— BEGIN DATA SHOWN —
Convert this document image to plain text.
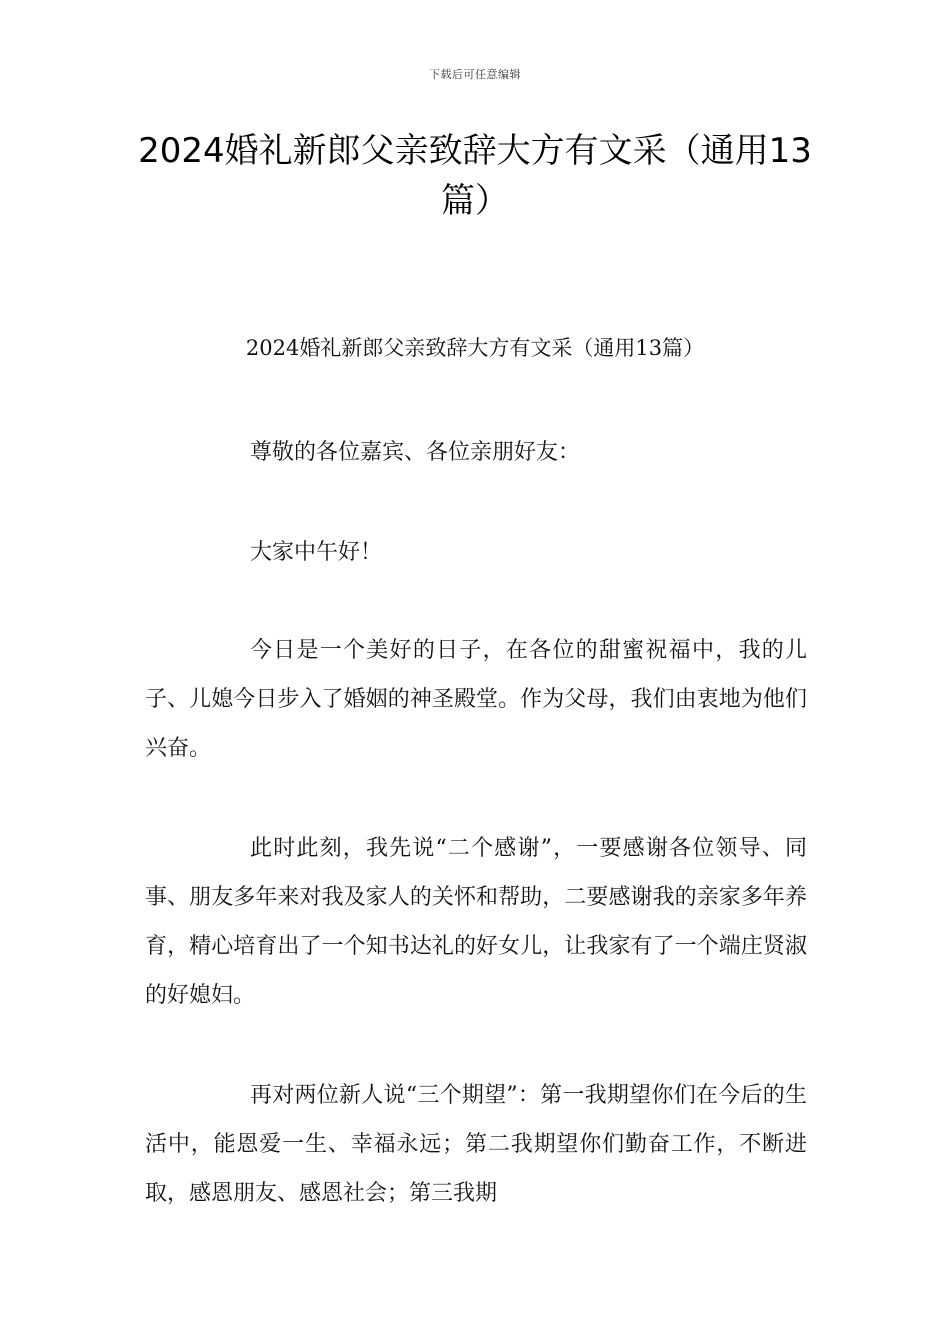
下载后可任意编辑
2024婚礼新郎父亲致辞大方有文采（通用13篇）
2024婚礼新郎父亲致辞大方有文采（通用13篇）
尊敬的各位嘉宾、各位亲朋好友：
大家中午好！
今日是一个美好的日子，在各位的甜蜜祝福中，我的儿子、儿媳今日步入了婚姻的神圣殿堂。作为父母，我们由衷地为他们兴奋。
此时此刻，我先说“二个感谢”，一要感谢各位领导、同事、朋友多年来对我及家人的关怀和帮助，二要感谢我的亲家多年养育，精心培育出了一个知书达礼的好女儿，让我家有了一个端庄贤淑的好媳妇。
再对两位新人说“三个期望”：第一我期望你们在今后的生活中，能恩爱一生、幸福永远；第二我期望你们勤奋工作，不断进取，感恩朋友、感恩社会；第三我期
— END DATA SHOWN —
## [CHALLENGE]
Transcribe all the data word for word; the images stay out.

## [RESULT]
Convert this document image to plain text.
下载后可任意编辑
2024婚礼新郎父亲致辞大方有文采（通用13篇）
2024婚礼新郎父亲致辞大方有文采（通用13篇）
尊敬的各位嘉宾、各位亲朋好友：
大家中午好！
今日是一个美好的日子，在各位的甜蜜祝福中，我的儿子、儿媳今日步入了婚姻的神圣殿堂。作为父母，我们由衷地为他们兴奋。
此时此刻，我先说“二个感谢”，一要感谢各位领导、同事、朋友多年来对我及家人的关怀和帮助，二要感谢我的亲家多年养育，精心培育出了一个知书达礼的好女儿，让我家有了一个端庄贤淑的好媳妇。
再对两位新人说“三个期望”：第一我期望你们在今后的生活中，能恩爱一生、幸福永远；第二我期望你们勤奋工作，不断进取，感恩朋友、感恩社会；第三我期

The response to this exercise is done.